Directions for this task: Find each line with the word "document" and copy it.

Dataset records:
begin

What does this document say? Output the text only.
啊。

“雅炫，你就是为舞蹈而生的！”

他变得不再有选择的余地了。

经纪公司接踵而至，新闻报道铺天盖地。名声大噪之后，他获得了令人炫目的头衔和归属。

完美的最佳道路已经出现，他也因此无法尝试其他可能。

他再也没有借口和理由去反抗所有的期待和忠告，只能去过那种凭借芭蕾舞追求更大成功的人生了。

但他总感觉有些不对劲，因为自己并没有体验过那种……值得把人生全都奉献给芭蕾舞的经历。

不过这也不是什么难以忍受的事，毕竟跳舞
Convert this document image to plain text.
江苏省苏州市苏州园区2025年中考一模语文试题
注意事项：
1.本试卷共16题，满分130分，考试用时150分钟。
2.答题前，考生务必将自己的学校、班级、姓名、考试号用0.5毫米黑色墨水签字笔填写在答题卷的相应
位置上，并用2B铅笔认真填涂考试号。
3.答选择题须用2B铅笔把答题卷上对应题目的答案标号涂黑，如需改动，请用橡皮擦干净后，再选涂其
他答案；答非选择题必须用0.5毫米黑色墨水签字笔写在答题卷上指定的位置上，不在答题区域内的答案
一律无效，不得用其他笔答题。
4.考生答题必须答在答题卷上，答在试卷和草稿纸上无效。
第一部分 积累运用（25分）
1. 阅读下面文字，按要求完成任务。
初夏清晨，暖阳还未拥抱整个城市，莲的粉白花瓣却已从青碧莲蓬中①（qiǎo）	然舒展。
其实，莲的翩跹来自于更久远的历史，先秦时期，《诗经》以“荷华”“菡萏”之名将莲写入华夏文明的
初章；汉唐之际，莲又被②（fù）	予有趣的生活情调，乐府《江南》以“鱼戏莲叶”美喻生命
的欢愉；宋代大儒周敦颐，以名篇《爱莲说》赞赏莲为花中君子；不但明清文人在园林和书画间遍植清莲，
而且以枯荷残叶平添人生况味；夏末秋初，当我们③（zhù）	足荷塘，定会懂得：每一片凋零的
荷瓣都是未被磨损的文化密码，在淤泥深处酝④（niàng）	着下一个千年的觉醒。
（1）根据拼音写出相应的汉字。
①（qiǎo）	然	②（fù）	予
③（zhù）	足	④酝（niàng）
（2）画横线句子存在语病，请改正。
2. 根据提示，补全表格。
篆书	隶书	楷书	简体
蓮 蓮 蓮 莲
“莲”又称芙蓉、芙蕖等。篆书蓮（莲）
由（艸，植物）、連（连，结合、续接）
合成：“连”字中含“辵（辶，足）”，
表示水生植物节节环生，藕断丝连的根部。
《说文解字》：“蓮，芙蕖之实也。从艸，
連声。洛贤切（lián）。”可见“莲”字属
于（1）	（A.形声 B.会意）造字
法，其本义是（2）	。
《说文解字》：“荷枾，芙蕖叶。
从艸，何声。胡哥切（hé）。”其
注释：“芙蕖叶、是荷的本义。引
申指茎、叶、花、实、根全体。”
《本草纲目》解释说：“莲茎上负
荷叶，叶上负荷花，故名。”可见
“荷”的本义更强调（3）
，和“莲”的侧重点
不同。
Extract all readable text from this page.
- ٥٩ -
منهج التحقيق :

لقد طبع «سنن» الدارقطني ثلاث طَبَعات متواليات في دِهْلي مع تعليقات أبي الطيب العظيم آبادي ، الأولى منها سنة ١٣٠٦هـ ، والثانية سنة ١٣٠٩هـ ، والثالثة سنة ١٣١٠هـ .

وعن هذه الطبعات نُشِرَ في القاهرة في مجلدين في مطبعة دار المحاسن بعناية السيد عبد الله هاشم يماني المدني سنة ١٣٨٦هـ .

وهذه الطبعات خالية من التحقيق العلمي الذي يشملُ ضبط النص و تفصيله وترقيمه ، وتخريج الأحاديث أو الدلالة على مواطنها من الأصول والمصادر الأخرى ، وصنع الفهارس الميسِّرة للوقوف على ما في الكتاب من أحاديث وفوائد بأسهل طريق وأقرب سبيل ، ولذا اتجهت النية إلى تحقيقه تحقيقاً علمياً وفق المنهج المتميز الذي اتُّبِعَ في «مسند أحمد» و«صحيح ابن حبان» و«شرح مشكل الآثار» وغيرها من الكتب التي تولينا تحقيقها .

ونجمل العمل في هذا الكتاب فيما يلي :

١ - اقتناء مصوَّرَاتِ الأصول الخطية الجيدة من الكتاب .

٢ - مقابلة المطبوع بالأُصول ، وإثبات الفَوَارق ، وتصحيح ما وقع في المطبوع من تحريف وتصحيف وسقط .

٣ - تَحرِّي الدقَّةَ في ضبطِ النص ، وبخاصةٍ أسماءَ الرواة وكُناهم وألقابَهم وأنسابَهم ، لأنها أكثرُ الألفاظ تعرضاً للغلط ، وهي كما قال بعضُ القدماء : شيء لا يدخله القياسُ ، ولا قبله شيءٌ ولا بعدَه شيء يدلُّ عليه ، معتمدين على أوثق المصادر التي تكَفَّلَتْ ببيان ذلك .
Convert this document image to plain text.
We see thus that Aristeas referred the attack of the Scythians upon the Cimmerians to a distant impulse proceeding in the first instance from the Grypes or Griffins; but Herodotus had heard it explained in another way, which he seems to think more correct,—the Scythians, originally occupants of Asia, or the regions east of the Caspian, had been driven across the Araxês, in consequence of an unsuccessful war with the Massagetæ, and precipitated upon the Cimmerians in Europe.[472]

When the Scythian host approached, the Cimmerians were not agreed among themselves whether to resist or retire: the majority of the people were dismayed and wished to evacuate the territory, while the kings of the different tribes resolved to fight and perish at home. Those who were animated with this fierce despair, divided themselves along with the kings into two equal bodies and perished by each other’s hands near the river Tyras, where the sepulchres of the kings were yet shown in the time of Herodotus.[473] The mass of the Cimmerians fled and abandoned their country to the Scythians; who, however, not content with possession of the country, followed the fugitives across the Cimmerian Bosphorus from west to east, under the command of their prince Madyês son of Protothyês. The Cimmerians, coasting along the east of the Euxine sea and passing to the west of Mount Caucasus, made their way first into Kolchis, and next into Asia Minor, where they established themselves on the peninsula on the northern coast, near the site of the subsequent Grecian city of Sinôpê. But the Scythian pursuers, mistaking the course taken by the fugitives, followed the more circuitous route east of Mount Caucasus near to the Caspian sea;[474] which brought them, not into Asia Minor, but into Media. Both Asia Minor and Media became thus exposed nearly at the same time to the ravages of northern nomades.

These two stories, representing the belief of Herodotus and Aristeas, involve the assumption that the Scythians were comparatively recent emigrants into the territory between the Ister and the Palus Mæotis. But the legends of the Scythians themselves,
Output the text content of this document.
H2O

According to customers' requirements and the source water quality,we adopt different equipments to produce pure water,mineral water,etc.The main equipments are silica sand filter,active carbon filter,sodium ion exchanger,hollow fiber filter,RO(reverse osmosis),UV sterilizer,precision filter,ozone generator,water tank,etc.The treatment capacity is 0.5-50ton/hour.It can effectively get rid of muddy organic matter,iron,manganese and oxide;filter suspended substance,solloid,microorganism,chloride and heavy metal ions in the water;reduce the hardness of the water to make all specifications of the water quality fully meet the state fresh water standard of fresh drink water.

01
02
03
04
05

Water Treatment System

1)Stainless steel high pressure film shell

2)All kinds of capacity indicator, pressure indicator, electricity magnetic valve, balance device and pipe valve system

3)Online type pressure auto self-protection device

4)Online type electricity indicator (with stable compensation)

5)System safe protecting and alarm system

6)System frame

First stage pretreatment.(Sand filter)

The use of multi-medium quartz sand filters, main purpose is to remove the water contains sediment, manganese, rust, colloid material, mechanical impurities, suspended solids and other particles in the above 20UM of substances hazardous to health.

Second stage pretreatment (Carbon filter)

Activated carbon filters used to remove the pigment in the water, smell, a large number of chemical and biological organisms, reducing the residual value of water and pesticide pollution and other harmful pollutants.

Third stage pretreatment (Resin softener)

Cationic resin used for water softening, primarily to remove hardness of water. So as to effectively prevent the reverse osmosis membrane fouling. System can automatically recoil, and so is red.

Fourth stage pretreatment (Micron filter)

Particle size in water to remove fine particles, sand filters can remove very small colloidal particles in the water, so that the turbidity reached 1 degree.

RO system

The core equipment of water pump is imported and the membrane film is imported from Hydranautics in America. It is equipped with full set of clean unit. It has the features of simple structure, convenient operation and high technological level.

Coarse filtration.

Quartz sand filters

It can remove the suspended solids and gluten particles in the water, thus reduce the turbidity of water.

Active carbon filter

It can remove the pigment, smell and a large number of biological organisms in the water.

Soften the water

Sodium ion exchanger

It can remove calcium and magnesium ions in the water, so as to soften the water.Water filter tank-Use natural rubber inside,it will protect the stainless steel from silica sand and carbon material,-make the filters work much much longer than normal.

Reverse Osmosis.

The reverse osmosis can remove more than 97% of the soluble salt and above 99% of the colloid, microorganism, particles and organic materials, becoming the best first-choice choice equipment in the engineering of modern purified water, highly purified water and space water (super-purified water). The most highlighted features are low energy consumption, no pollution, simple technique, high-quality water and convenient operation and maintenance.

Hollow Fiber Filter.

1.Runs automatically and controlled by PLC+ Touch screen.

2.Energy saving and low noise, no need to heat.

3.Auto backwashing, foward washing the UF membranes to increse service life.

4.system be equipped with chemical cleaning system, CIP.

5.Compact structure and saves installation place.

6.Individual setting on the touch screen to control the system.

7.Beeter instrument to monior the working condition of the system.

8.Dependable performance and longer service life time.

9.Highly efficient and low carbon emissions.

end

Finished exercise:
What does this document say? Output the text only.
Convert this document image to plain text.
Convert this document image to plain text.
Output the text content of this document.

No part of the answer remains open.